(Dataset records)
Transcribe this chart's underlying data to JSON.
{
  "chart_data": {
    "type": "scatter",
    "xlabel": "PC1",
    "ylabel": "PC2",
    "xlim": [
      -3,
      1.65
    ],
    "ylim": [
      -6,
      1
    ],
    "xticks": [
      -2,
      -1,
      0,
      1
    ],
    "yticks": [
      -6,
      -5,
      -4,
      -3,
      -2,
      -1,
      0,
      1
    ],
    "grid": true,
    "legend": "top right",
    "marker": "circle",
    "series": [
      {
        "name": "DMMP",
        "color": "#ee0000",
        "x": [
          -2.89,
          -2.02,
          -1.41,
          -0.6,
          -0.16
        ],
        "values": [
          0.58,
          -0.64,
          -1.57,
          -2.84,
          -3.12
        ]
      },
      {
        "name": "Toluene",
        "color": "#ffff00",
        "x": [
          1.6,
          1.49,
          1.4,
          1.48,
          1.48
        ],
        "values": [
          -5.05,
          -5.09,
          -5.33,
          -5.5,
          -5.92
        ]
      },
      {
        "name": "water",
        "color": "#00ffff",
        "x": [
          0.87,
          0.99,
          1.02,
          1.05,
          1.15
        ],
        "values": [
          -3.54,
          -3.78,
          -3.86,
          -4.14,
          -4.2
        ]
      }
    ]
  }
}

» **PROBLEM**
Set down all of the records shown above once more, exactly.

» **WORKED SOLUTION**
Transcribe this chart's underlying data to JSON.
{
  "chart_data": {
    "type": "scatter",
    "xlabel": "PC1",
    "ylabel": "PC2",
    "xlim": [
      -3,
      1.65
    ],
    "ylim": [
      -6,
      1
    ],
    "xticks": [
      -2,
      -1,
      0,
      1
    ],
    "yticks": [
      -6,
      -5,
      -4,
      -3,
      -2,
      -1,
      0,
      1
    ],
    "grid": true,
    "legend": "top right",
    "marker": "circle",
    "series": [
      {
        "name": "DMMP",
        "color": "#ee0000",
        "x": [
          -2.89,
          -2.02,
          -1.41,
          -0.6,
          -0.16
        ],
        "values": [
          0.58,
          -0.64,
          -1.57,
          -2.84,
          -3.12
        ]
      },
      {
        "name": "Toluene",
        "color": "#ffff00",
        "x": [
          1.6,
          1.49,
          1.4,
          1.48,
          1.48
        ],
        "values": [
          -5.05,
          -5.09,
          -5.33,
          -5.5,
          -5.92
        ]
      },
      {
        "name": "water",
        "color": "#00ffff",
        "x": [
          0.87,
          0.99,
          1.02,
          1.05,
          1.15
        ],
        "values": [
          -3.54,
          -3.78,
          -3.86,
          -4.14,
          -4.2
        ]
      }
    ]
  }
}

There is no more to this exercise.